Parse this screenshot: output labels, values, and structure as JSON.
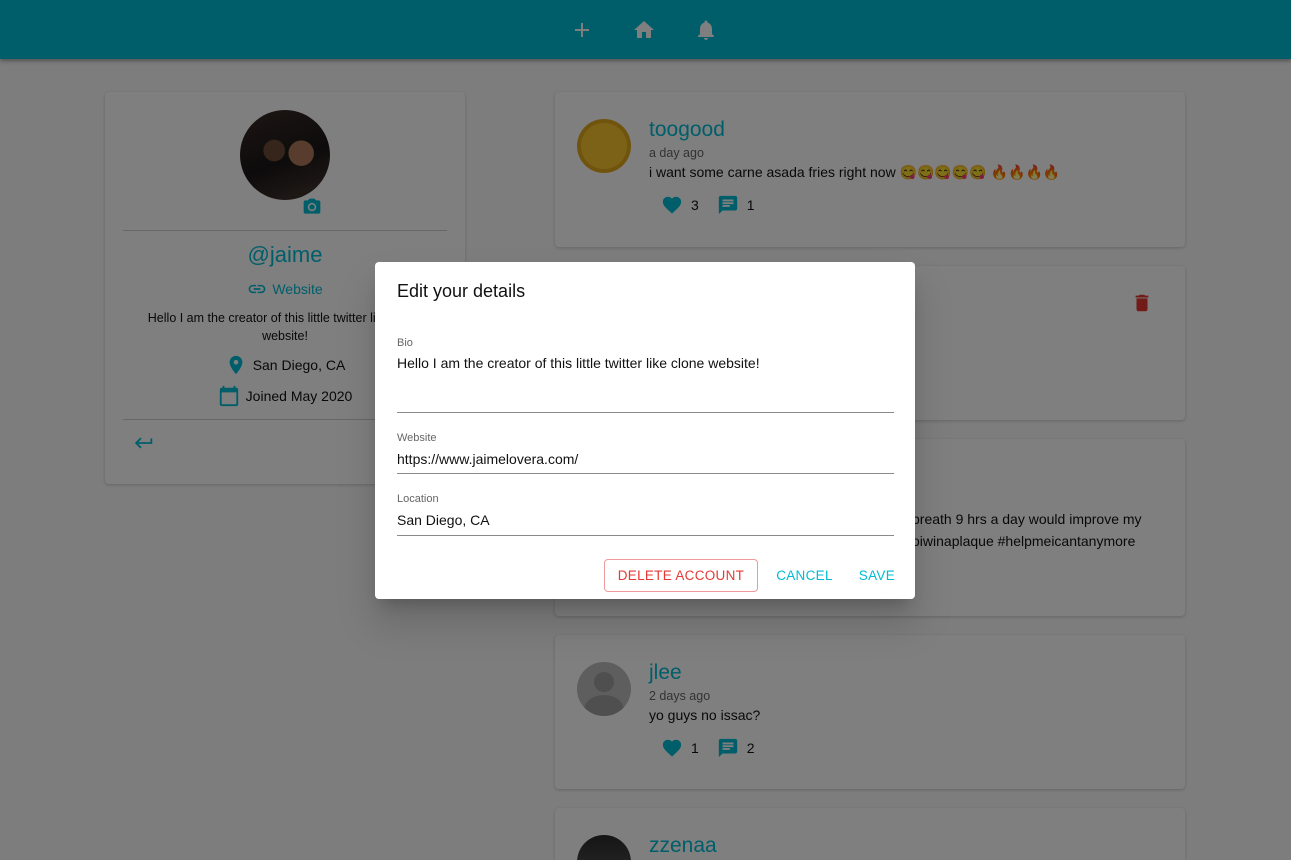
{
  "navbar": {
    "icons": [
      "add-icon",
      "home-icon",
      "notifications-icon"
    ],
    "color": "#00bcd4"
  },
  "profile": {
    "handle": "@jaime",
    "website_label": "Website",
    "bio": "Hello I am the creator of this little twitter like clone website!",
    "location": "San Diego, CA",
    "joined": "Joined May 2020"
  },
  "screams": [
    {
      "username": "toogood",
      "time": "a day ago",
      "body": "i want some carne asada fries right now 😋😋😋😋😋 🔥🔥🔥🔥",
      "likes": "3",
      "comments": "1"
    },
    {
      "partial_line1": "breath 9 hrs a day would improve my",
      "partial_line2": "oiwinaplaque #helpmeicantanymore"
    },
    {
      "username": "jlee",
      "time": "2 days ago",
      "body": "yo guys no issac?",
      "likes": "1",
      "comments": "2"
    },
    {
      "username": "zzenaa"
    }
  ],
  "dialog": {
    "title": "Edit your details",
    "bio_label": "Bio",
    "bio_value": "Hello I am the creator of this little twitter like clone website!",
    "website_label": "Website",
    "website_value": "https://www.jaimelovera.com/",
    "location_label": "Location",
    "location_value": "San Diego, CA",
    "delete_label": "DELETE ACCOUNT",
    "cancel_label": "CANCEL",
    "save_label": "SAVE"
  },
  "colors": {
    "accent": "#00bcd4",
    "danger": "#e53935"
  }
}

**Required work**
Go through the entries above and copy every line containing "twitter".

**Answer for this exercise**
    "bio": "Hello I am the creator of this little twitter like clone website!",
    "bio_value": "Hello I am the creator of this little twitter like clone website!",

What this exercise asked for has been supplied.